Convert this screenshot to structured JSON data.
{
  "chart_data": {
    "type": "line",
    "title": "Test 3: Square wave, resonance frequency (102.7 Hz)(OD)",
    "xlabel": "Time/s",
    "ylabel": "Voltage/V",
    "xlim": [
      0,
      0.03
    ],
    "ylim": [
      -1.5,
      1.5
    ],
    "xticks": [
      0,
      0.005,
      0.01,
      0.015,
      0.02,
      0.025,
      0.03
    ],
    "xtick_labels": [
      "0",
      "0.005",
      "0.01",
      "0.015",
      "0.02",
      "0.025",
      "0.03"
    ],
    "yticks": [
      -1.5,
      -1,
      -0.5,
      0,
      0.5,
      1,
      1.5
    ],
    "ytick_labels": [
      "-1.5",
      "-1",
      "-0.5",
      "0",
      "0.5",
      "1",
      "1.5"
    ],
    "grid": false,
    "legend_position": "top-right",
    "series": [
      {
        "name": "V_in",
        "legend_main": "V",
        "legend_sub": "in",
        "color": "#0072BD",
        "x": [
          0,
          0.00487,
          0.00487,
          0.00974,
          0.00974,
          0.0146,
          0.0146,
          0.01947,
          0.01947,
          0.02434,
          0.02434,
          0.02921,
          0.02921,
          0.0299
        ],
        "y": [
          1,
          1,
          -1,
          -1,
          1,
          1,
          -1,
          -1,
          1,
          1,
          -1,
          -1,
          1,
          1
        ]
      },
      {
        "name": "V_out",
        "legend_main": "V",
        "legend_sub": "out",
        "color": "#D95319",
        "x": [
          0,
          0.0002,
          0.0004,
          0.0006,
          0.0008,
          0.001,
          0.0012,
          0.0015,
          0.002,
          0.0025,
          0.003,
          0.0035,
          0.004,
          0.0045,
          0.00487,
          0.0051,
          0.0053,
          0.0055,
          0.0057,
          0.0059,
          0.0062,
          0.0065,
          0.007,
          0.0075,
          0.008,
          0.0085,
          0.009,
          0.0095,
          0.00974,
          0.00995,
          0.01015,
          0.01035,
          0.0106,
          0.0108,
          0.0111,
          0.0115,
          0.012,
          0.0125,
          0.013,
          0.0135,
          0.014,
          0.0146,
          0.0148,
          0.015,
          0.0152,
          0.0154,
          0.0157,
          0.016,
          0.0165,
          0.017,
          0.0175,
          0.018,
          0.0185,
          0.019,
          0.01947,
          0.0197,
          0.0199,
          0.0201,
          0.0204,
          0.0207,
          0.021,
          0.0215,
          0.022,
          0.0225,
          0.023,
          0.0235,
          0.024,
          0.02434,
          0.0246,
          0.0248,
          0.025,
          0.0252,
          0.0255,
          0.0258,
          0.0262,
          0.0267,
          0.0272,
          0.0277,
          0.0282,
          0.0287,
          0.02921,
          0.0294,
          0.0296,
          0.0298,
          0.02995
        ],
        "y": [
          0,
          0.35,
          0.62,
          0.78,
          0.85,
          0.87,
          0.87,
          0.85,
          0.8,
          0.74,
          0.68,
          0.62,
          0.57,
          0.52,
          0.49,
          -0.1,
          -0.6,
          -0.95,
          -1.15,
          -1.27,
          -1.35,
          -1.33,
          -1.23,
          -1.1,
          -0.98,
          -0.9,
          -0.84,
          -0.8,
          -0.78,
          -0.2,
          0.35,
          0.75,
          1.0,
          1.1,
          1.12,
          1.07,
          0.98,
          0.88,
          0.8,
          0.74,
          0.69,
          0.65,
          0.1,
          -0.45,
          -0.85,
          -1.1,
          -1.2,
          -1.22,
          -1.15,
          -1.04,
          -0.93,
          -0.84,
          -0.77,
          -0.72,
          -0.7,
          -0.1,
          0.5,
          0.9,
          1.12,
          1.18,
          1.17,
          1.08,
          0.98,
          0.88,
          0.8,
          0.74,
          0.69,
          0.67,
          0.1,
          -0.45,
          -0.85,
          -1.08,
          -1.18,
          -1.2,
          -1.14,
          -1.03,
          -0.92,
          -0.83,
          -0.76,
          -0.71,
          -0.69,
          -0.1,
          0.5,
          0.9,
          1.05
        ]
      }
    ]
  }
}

..........

Repeat every line of the material exactly as given.

Convert this screenshot to structured JSON data.
{
  "chart_data": {
    "type": "line",
    "title": "Test 3: Square wave, resonance frequency (102.7 Hz)(OD)",
    "xlabel": "Time/s",
    "ylabel": "Voltage/V",
    "xlim": [
      0,
      0.03
    ],
    "ylim": [
      -1.5,
      1.5
    ],
    "xticks": [
      0,
      0.005,
      0.01,
      0.015,
      0.02,
      0.025,
      0.03
    ],
    "xtick_labels": [
      "0",
      "0.005",
      "0.01",
      "0.015",
      "0.02",
      "0.025",
      "0.03"
    ],
    "yticks": [
      -1.5,
      -1,
      -0.5,
      0,
      0.5,
      1,
      1.5
    ],
    "ytick_labels": [
      "-1.5",
      "-1",
      "-0.5",
      "0",
      "0.5",
      "1",
      "1.5"
    ],
    "grid": false,
    "legend_position": "top-right",
    "series": [
      {
        "name": "V_in",
        "legend_main": "V",
        "legend_sub": "in",
        "color": "#0072BD",
        "x": [
          0,
          0.00487,
          0.00487,
          0.00974,
          0.00974,
          0.0146,
          0.0146,
          0.01947,
          0.01947,
          0.02434,
          0.02434,
          0.02921,
          0.02921,
          0.0299
        ],
        "y": [
          1,
          1,
          -1,
          -1,
          1,
          1,
          -1,
          -1,
          1,
          1,
          -1,
          -1,
          1,
          1
        ]
      },
      {
        "name": "V_out",
        "legend_main": "V",
        "legend_sub": "out",
        "color": "#D95319",
        "x": [
          0,
          0.0002,
          0.0004,
          0.0006,
          0.0008,
          0.001,
          0.0012,
          0.0015,
          0.002,
          0.0025,
          0.003,
          0.0035,
          0.004,
          0.0045,
          0.00487,
          0.0051,
          0.0053,
          0.0055,
          0.0057,
          0.0059,
          0.0062,
          0.0065,
          0.007,
          0.0075,
          0.008,
          0.0085,
          0.009,
          0.0095,
          0.00974,
          0.00995,
          0.01015,
          0.01035,
          0.0106,
          0.0108,
          0.0111,
          0.0115,
          0.012,
          0.0125,
          0.013,
          0.0135,
          0.014,
          0.0146,
          0.0148,
          0.015,
          0.0152,
          0.0154,
          0.0157,
          0.016,
          0.0165,
          0.017,
          0.0175,
          0.018,
          0.0185,
          0.019,
          0.01947,
          0.0197,
          0.0199,
          0.0201,
          0.0204,
          0.0207,
          0.021,
          0.0215,
          0.022,
          0.0225,
          0.023,
          0.0235,
          0.024,
          0.02434,
          0.0246,
          0.0248,
          0.025,
          0.0252,
          0.0255,
          0.0258,
          0.0262,
          0.0267,
          0.0272,
          0.0277,
          0.0282,
          0.0287,
          0.02921,
          0.0294,
          0.0296,
          0.0298,
          0.02995
        ],
        "y": [
          0,
          0.35,
          0.62,
          0.78,
          0.85,
          0.87,
          0.87,
          0.85,
          0.8,
          0.74,
          0.68,
          0.62,
          0.57,
          0.52,
          0.49,
          -0.1,
          -0.6,
          -0.95,
          -1.15,
          -1.27,
          -1.35,
          -1.33,
          -1.23,
          -1.1,
          -0.98,
          -0.9,
          -0.84,
          -0.8,
          -0.78,
          -0.2,
          0.35,
          0.75,
          1.0,
          1.1,
          1.12,
          1.07,
          0.98,
          0.88,
          0.8,
          0.74,
          0.69,
          0.65,
          0.1,
          -0.45,
          -0.85,
          -1.1,
          -1.2,
          -1.22,
          -1.15,
          -1.04,
          -0.93,
          -0.84,
          -0.77,
          -0.72,
          -0.7,
          -0.1,
          0.5,
          0.9,
          1.12,
          1.18,
          1.17,
          1.08,
          0.98,
          0.88,
          0.8,
          0.74,
          0.69,
          0.67,
          0.1,
          -0.45,
          -0.85,
          -1.08,
          -1.18,
          -1.2,
          -1.14,
          -1.03,
          -0.92,
          -0.83,
          -0.76,
          -0.71,
          -0.69,
          -0.1,
          0.5,
          0.9,
          1.05
        ]
      }
    ]
  }
}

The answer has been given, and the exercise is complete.